**Directions for this task**
Pick every line from the data that holds the word "Overcoming".

**Entries provided**
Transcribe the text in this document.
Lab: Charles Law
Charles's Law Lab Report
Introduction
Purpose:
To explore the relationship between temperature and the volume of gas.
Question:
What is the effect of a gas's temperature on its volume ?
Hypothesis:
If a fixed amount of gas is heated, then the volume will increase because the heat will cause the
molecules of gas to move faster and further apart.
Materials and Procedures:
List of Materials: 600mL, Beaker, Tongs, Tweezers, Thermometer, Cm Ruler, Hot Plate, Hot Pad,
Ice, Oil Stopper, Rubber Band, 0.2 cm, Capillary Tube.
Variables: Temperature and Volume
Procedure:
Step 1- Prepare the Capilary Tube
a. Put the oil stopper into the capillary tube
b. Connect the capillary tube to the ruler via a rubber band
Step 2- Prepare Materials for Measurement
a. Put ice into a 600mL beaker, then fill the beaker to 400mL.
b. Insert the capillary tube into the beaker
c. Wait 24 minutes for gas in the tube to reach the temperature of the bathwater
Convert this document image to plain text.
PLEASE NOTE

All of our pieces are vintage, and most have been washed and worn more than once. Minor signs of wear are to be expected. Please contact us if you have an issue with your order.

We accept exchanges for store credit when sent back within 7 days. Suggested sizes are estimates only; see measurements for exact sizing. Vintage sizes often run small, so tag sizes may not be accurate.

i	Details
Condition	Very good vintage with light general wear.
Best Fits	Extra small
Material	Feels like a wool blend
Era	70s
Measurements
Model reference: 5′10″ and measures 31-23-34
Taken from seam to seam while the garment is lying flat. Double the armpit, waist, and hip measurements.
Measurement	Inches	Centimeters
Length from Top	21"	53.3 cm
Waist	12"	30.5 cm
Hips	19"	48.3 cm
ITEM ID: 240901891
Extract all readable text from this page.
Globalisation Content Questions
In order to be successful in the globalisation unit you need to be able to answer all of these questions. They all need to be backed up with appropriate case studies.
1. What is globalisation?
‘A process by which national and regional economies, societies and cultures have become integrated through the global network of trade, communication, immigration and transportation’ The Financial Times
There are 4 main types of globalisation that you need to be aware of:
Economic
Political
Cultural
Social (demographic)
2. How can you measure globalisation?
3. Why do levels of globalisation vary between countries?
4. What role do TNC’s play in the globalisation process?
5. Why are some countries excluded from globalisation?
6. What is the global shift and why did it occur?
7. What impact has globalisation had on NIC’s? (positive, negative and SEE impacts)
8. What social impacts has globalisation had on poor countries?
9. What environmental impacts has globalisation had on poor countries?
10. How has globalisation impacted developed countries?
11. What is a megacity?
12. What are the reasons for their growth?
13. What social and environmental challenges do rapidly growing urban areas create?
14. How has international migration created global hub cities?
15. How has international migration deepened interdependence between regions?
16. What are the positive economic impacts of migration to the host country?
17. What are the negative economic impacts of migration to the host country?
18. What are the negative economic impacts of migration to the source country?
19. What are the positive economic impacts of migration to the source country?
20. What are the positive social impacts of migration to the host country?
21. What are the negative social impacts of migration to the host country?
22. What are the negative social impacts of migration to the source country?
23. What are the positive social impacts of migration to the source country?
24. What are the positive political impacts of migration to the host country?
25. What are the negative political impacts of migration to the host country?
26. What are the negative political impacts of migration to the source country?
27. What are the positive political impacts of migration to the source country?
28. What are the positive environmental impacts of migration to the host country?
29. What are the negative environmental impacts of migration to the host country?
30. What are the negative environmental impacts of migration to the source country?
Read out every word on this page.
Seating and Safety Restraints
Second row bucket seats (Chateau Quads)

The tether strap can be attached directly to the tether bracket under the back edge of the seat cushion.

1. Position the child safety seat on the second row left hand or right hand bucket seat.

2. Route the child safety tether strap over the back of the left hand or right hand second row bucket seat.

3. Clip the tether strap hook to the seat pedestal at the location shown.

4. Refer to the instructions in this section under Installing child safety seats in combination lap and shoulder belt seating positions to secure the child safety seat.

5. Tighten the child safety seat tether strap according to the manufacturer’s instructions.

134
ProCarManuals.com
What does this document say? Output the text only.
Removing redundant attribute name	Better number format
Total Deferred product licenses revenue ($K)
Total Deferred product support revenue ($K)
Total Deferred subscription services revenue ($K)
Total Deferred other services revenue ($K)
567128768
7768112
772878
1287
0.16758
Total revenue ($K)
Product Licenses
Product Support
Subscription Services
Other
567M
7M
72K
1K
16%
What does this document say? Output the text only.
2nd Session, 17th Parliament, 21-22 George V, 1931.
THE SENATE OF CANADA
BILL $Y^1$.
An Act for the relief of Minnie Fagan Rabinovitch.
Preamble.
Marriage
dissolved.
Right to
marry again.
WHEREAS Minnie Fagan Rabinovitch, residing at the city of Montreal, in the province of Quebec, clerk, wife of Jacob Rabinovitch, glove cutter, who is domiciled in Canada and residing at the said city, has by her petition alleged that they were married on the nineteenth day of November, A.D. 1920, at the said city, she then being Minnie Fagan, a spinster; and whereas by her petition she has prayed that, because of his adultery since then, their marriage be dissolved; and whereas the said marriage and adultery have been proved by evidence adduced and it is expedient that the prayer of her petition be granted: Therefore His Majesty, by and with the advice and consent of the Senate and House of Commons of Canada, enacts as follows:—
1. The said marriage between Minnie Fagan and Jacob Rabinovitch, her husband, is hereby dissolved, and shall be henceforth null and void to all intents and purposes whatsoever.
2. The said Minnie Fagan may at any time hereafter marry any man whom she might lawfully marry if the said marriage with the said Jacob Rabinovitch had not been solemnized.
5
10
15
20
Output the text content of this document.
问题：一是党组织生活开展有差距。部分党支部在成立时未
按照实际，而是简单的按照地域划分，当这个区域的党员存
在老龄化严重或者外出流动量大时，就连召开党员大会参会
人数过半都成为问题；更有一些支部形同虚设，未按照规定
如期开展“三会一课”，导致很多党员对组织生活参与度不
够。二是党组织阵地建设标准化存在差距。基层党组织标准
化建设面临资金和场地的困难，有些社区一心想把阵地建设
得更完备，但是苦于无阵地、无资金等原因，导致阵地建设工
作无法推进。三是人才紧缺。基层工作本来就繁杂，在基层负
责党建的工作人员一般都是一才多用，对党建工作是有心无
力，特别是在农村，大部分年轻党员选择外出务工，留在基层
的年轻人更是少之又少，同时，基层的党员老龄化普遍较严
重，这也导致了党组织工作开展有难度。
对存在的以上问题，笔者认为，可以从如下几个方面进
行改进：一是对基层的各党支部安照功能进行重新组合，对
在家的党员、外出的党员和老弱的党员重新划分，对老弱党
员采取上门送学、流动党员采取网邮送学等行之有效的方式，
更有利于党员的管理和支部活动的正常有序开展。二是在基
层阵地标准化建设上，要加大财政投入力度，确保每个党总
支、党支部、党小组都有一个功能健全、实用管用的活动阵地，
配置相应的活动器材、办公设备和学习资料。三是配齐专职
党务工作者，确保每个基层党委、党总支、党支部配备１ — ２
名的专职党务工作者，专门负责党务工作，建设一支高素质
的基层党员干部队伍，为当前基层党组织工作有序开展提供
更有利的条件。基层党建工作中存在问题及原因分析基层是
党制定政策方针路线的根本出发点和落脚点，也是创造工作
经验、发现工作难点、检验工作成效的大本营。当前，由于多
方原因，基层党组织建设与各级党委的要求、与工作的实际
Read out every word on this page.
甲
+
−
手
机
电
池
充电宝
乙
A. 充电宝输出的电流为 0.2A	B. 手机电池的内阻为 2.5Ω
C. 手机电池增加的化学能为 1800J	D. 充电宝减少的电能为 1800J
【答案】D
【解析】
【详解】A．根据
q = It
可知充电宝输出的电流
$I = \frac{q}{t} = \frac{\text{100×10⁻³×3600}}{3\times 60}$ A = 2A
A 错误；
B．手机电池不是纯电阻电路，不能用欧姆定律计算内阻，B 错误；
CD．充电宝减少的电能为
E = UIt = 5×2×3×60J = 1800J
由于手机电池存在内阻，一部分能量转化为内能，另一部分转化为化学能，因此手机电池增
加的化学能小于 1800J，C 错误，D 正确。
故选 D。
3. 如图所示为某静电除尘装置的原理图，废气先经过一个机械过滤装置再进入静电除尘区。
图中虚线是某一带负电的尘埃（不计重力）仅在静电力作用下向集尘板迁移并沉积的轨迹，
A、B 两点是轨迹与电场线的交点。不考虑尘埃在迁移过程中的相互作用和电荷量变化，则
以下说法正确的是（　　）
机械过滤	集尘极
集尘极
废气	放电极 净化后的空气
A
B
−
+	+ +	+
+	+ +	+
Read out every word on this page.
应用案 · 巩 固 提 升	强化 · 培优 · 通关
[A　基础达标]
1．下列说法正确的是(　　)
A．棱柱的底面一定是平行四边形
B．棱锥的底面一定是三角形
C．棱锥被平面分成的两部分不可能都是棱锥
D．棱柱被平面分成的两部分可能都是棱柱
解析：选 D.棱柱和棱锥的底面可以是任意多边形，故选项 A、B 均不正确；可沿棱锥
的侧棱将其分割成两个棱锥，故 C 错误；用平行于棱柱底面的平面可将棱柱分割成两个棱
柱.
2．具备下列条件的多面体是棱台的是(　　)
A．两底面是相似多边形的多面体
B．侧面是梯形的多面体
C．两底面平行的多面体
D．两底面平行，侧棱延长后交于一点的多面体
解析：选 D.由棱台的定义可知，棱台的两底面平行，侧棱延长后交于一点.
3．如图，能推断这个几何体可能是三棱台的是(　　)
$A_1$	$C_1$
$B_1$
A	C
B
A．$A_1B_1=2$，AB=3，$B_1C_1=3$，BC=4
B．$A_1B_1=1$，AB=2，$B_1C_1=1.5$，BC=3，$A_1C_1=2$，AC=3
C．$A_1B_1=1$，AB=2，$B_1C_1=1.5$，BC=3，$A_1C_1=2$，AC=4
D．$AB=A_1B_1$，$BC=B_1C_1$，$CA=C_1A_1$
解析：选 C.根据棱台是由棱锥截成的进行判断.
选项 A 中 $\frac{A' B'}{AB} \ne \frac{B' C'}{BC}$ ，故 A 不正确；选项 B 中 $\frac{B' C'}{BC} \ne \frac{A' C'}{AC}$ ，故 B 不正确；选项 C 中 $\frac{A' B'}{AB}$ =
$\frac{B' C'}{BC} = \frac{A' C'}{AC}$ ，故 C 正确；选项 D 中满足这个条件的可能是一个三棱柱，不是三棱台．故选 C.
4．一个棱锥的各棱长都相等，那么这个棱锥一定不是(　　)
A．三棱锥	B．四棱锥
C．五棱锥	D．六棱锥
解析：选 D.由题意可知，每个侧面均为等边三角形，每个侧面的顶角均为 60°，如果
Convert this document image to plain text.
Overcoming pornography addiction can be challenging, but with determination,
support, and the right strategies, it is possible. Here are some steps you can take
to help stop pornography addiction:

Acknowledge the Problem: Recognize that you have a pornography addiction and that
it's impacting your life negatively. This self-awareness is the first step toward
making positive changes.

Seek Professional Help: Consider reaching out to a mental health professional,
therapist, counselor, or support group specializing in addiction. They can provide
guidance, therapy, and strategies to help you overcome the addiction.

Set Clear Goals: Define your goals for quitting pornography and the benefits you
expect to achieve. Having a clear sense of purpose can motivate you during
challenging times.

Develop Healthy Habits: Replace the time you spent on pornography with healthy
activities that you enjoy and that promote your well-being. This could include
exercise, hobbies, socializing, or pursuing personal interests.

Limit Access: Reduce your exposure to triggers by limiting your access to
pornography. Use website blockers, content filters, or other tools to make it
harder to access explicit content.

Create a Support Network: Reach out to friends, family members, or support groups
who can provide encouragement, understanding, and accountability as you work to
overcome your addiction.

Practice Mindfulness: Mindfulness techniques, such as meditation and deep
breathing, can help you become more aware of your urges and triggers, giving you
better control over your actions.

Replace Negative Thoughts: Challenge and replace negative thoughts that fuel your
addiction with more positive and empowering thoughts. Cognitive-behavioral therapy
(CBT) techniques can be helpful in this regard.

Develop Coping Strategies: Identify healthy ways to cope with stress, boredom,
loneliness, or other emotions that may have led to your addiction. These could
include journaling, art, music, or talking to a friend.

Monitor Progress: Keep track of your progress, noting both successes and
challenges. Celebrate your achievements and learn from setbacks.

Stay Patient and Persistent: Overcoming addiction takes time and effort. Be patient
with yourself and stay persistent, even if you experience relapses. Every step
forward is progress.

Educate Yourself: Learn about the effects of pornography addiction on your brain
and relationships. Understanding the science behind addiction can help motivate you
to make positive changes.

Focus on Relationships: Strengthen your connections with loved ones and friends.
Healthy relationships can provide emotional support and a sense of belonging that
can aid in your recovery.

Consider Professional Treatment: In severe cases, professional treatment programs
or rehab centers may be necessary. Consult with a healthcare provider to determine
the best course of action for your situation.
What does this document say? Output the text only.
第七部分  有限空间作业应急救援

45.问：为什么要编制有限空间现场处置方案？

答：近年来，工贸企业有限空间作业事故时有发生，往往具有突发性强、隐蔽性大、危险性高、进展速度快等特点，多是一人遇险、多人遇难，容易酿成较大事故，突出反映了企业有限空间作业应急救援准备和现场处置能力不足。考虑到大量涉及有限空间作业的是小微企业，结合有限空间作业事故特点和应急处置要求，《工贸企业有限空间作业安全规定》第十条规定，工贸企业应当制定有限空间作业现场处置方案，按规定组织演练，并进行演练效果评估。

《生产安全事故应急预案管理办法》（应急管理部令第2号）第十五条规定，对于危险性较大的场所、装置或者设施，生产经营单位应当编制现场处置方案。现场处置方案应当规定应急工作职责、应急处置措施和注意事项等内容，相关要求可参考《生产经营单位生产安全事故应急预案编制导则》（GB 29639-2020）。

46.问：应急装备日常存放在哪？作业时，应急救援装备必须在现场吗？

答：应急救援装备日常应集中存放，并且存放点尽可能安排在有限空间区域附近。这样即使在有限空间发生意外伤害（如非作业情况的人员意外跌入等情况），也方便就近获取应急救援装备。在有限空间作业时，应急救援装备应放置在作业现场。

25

**Task answer**
Overcoming pornography addiction can be challenging, but with determination,
Stay Patient and Persistent: Overcoming addiction takes time and effort. Be patient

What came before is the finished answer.